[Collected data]

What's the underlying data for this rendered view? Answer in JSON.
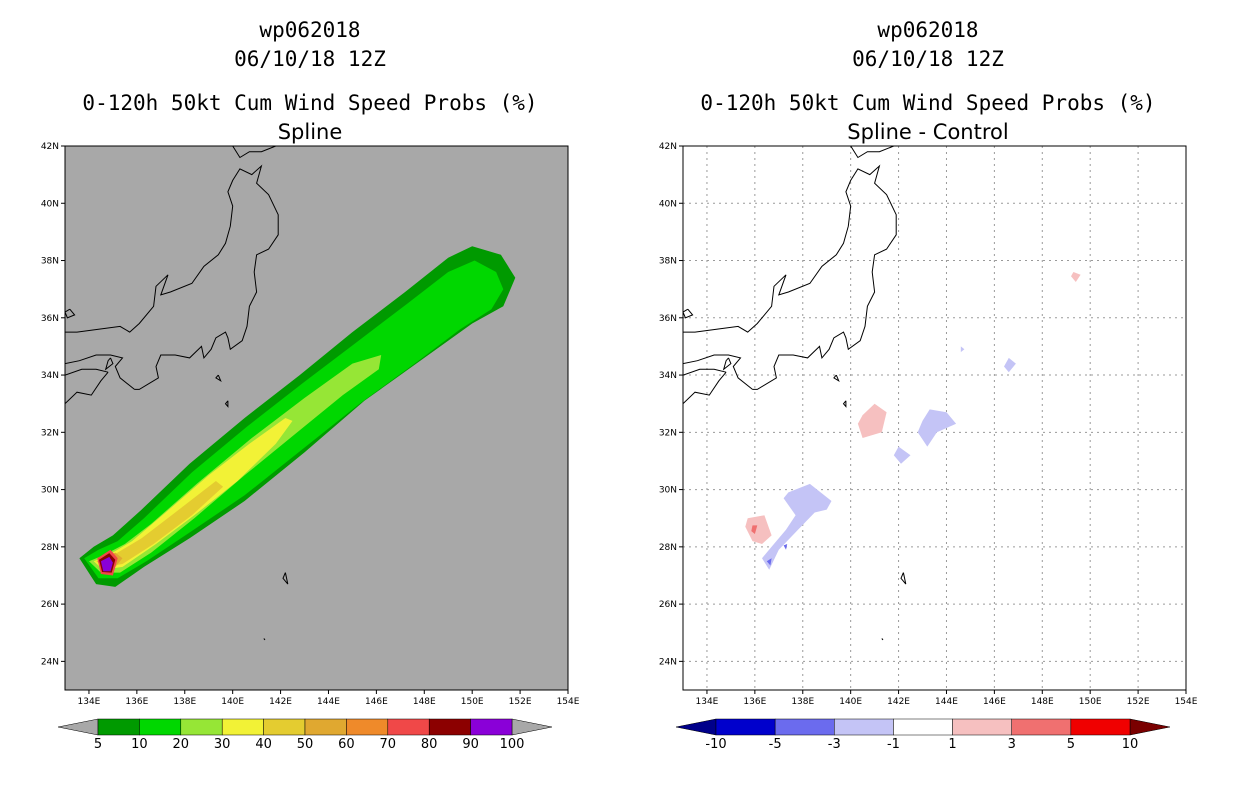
{
  "left": {
    "title": {
      "line1": "wp062018",
      "line2": "06/10/18 12Z",
      "line3": "0-120h 50kt Cum Wind Speed Probs (%)",
      "line4": "Spline"
    },
    "colorbar": {
      "labels": [
        "5",
        "10",
        "20",
        "30",
        "40",
        "50",
        "60",
        "70",
        "80",
        "90",
        "100"
      ],
      "colors": [
        "#009a00",
        "#00d700",
        "#96e636",
        "#f2f236",
        "#e4cc30",
        "#e0a830",
        "#ef8a2a",
        "#f04848",
        "#8c0000",
        "#8a00d8"
      ],
      "under_color": "#a8a8a8",
      "over_color": "#a8a8a8"
    },
    "map_colors": {
      "background": "#a8a8a8"
    }
  },
  "right": {
    "title": {
      "line1": "wp062018",
      "line2": "06/10/18 12Z",
      "line3": "0-120h 50kt Cum Wind Speed Probs (%)",
      "line4": "Spline - Control"
    },
    "colorbar": {
      "labels": [
        "-10",
        "-5",
        "-3",
        "-1",
        "1",
        "3",
        "5",
        "10"
      ],
      "colors": [
        "#0000cc",
        "#6b6bee",
        "#c4c4f6",
        "#ffffff",
        "#f6c0c0",
        "#f07070",
        "#f00000"
      ],
      "under_color": "#00008a",
      "over_color": "#7a0000"
    }
  },
  "axes": {
    "lon_labels": [
      "134E",
      "136E",
      "138E",
      "140E",
      "142E",
      "144E",
      "146E",
      "148E",
      "150E",
      "152E",
      "154E"
    ],
    "lat_labels": [
      "24N",
      "26N",
      "28N",
      "30N",
      "32N",
      "34N",
      "36N",
      "38N",
      "40N",
      "42N"
    ],
    "lon_range": [
      133,
      154
    ],
    "lat_range": [
      23,
      42
    ]
  }
}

## [Exercise details]
Omit any images, then output the listing exactly.

## [Result of the exercise]
What's the underlying data for this rendered view? Answer in JSON.
{
  "left": {
    "title": {
      "line1": "wp062018",
      "line2": "06/10/18 12Z",
      "line3": "0-120h 50kt Cum Wind Speed Probs (%)",
      "line4": "Spline"
    },
    "colorbar": {
      "labels": [
        "5",
        "10",
        "20",
        "30",
        "40",
        "50",
        "60",
        "70",
        "80",
        "90",
        "100"
      ],
      "colors": [
        "#009a00",
        "#00d700",
        "#96e636",
        "#f2f236",
        "#e4cc30",
        "#e0a830",
        "#ef8a2a",
        "#f04848",
        "#8c0000",
        "#8a00d8"
      ],
      "under_color": "#a8a8a8",
      "over_color": "#a8a8a8"
    },
    "map_colors": {
      "background": "#a8a8a8"
    }
  },
  "right": {
    "title": {
      "line1": "wp062018",
      "line2": "06/10/18 12Z",
      "line3": "0-120h 50kt Cum Wind Speed Probs (%)",
      "line4": "Spline - Control"
    },
    "colorbar": {
      "labels": [
        "-10",
        "-5",
        "-3",
        "-1",
        "1",
        "3",
        "5",
        "10"
      ],
      "colors": [
        "#0000cc",
        "#6b6bee",
        "#c4c4f6",
        "#ffffff",
        "#f6c0c0",
        "#f07070",
        "#f00000"
      ],
      "under_color": "#00008a",
      "over_color": "#7a0000"
    }
  },
  "axes": {
    "lon_labels": [
      "134E",
      "136E",
      "138E",
      "140E",
      "142E",
      "144E",
      "146E",
      "148E",
      "150E",
      "152E",
      "154E"
    ],
    "lat_labels": [
      "24N",
      "26N",
      "28N",
      "30N",
      "32N",
      "34N",
      "36N",
      "38N",
      "40N",
      "42N"
    ],
    "lon_range": [
      133,
      154
    ],
    "lat_range": [
      23,
      42
    ]
  }
}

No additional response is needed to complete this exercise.